● **Task prompt**: Produce an exact copy of the lines from the line that contains "Serialize everything readable" to the end of the listing below.

---------- Record set

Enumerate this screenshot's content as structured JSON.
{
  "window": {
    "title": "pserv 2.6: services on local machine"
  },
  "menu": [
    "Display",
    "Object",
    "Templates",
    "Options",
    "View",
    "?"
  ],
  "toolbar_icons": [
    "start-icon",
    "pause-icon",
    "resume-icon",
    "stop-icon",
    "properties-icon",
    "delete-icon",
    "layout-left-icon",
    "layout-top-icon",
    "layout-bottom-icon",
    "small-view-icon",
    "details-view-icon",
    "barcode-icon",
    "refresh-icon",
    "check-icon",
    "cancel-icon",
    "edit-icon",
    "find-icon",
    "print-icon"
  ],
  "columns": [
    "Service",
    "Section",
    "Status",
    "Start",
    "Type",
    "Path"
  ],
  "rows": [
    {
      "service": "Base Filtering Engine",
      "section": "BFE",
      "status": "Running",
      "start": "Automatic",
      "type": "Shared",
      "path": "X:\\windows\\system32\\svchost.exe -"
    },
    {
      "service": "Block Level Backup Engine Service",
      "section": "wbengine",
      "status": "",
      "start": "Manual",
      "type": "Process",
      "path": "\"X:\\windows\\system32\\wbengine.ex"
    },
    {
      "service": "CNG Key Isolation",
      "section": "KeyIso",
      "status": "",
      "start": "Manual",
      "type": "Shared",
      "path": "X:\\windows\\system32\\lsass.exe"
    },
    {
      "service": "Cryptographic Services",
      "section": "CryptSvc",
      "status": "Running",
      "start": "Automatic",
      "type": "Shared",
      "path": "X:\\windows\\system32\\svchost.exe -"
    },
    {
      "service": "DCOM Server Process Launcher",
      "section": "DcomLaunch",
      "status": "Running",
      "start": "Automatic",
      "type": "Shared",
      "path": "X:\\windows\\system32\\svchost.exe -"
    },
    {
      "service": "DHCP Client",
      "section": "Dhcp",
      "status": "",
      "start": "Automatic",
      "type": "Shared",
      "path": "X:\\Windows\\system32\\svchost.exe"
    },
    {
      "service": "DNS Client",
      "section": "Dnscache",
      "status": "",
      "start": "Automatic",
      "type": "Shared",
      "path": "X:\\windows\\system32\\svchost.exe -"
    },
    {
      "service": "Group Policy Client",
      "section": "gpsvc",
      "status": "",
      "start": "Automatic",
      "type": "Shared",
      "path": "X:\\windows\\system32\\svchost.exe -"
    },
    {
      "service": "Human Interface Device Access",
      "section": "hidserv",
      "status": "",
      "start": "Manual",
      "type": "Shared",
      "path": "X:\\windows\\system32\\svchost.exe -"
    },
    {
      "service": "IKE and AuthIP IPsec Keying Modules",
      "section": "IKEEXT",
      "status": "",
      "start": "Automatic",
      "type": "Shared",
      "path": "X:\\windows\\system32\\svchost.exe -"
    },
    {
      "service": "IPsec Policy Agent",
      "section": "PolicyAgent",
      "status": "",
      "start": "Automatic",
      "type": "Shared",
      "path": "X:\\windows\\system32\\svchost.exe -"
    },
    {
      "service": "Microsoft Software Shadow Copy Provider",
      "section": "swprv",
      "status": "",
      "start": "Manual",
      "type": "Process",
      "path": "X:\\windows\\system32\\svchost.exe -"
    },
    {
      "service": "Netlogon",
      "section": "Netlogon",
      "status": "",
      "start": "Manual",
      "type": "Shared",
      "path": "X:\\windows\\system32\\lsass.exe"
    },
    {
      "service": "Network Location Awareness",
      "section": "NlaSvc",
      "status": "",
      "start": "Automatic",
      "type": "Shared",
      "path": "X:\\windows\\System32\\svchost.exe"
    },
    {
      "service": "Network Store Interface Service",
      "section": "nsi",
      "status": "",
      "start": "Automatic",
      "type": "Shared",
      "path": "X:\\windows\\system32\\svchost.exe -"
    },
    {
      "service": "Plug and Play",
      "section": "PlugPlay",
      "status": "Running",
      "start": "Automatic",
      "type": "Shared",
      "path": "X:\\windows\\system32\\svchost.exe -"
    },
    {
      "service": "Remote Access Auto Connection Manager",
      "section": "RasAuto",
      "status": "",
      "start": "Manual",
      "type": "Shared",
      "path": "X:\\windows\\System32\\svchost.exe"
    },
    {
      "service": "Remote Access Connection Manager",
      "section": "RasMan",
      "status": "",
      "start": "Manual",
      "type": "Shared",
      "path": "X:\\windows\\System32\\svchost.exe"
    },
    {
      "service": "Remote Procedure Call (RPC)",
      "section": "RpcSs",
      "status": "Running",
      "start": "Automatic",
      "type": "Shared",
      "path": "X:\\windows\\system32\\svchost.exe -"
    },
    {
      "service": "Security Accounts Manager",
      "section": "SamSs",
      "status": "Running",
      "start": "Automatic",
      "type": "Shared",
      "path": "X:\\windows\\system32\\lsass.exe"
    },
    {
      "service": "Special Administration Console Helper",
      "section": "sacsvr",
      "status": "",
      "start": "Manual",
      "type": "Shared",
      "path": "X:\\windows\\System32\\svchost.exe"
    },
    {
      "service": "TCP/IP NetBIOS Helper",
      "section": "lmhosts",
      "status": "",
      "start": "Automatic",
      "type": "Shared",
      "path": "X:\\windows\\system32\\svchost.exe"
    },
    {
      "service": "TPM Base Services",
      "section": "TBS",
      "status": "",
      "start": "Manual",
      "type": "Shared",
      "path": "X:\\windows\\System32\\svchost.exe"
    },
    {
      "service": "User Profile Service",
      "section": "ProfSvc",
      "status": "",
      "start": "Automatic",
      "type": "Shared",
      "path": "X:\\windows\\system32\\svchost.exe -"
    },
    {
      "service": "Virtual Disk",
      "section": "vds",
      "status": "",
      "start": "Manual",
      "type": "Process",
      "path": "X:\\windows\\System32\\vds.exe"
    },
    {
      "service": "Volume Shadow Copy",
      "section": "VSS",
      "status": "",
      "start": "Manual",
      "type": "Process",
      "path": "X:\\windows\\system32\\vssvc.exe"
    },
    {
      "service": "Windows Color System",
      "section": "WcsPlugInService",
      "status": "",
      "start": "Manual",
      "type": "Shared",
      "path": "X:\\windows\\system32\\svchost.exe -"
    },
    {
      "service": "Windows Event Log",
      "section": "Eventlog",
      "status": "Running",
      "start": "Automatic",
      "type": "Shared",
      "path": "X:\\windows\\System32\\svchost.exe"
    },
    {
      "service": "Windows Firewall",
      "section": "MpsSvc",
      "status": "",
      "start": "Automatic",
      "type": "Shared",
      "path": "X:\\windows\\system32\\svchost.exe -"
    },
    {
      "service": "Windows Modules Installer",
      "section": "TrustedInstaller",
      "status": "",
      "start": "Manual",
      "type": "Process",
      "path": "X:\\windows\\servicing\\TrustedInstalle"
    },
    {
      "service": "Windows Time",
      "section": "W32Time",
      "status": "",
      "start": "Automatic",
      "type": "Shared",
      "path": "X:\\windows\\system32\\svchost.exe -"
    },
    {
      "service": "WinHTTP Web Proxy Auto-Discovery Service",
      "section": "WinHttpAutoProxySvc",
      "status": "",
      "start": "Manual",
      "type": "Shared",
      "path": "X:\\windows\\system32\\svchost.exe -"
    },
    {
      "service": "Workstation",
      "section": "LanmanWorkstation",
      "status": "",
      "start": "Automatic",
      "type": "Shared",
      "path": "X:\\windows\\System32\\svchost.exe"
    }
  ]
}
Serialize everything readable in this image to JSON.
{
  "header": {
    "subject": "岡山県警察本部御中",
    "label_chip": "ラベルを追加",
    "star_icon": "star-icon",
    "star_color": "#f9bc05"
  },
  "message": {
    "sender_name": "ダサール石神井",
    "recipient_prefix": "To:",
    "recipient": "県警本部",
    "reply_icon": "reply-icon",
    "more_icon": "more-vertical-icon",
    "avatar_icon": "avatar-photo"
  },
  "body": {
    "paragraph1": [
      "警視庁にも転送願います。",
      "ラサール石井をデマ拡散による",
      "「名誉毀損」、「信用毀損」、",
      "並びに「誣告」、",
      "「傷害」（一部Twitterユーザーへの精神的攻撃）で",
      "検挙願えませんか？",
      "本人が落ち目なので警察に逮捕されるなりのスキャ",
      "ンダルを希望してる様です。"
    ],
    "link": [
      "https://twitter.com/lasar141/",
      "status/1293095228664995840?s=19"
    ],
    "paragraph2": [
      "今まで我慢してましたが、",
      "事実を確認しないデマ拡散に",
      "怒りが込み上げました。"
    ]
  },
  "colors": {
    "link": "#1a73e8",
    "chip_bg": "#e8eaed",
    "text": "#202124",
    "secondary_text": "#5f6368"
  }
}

--------------------

● **Output for this exercise**:
Serialize everything readable in this image to JSON.
{
  "header": {
    "subject": "岡山県警察本部御中",
    "label_chip": "ラベルを追加",
    "star_icon": "star-icon",
    "star_color": "#f9bc05"
  },
  "message": {
    "sender_name": "ダサール石神井",
    "recipient_prefix": "To:",
    "recipient": "県警本部",
    "reply_icon": "reply-icon",
    "more_icon": "more-vertical-icon",
    "avatar_icon": "avatar-photo"
  },
  "body": {
    "paragraph1": [
      "警視庁にも転送願います。",
      "ラサール石井をデマ拡散による",
      "「名誉毀損」、「信用毀損」、",
      "並びに「誣告」、",
      "「傷害」（一部Twitterユーザーへの精神的攻撃）で",
      "検挙願えませんか？",
      "本人が落ち目なので警察に逮捕されるなりのスキャ",
      "ンダルを希望してる様です。"
    ],
    "link": [
      "https://twitter.com/lasar141/",
      "status/1293095228664995840?s=19"
    ],
    "paragraph2": [
      "今まで我慢してましたが、",
      "事実を確認しないデマ拡散に",
      "怒りが込み上げました。"
    ]
  },
  "colors": {
    "link": "#1a73e8",
    "chip_bg": "#e8eaed",
    "text": "#202124",
    "secondary_text": "#5f6368"
  }
}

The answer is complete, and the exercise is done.